[Given request]: Return all lines below containing the word "JSON".

[Given records]:
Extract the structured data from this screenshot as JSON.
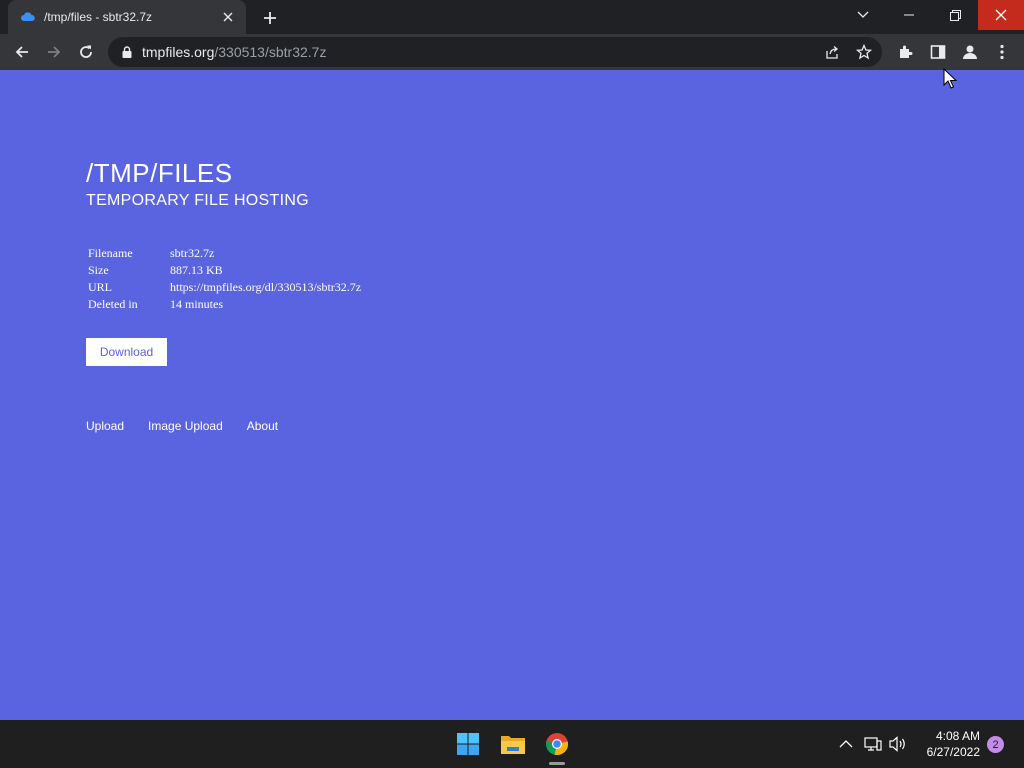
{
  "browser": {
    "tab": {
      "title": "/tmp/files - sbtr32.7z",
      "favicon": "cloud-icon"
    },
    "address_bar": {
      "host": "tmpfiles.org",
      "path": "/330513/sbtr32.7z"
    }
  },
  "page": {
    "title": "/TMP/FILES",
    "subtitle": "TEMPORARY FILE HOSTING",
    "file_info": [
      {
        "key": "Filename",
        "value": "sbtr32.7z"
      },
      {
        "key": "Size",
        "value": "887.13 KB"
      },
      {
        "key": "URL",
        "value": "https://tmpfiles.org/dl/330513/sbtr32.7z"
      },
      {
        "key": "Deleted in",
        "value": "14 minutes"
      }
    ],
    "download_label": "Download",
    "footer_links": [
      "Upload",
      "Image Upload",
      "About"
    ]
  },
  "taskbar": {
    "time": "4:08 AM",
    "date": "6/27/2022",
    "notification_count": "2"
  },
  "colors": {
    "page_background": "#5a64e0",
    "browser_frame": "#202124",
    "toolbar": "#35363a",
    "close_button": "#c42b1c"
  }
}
==
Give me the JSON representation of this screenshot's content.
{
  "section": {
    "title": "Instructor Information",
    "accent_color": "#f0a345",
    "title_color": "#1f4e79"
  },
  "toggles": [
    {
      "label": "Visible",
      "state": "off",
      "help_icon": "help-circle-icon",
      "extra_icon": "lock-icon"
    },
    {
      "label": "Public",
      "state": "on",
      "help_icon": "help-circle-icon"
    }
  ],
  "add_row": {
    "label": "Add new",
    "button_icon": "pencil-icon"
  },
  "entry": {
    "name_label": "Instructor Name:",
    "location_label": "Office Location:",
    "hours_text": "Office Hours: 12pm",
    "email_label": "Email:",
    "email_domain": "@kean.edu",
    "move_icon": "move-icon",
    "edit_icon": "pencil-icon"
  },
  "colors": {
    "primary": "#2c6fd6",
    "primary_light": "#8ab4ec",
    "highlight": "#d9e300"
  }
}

[The completed task]:
Extract the structured data from this screenshot as JSON.
Give me the JSON representation of this screenshot's content.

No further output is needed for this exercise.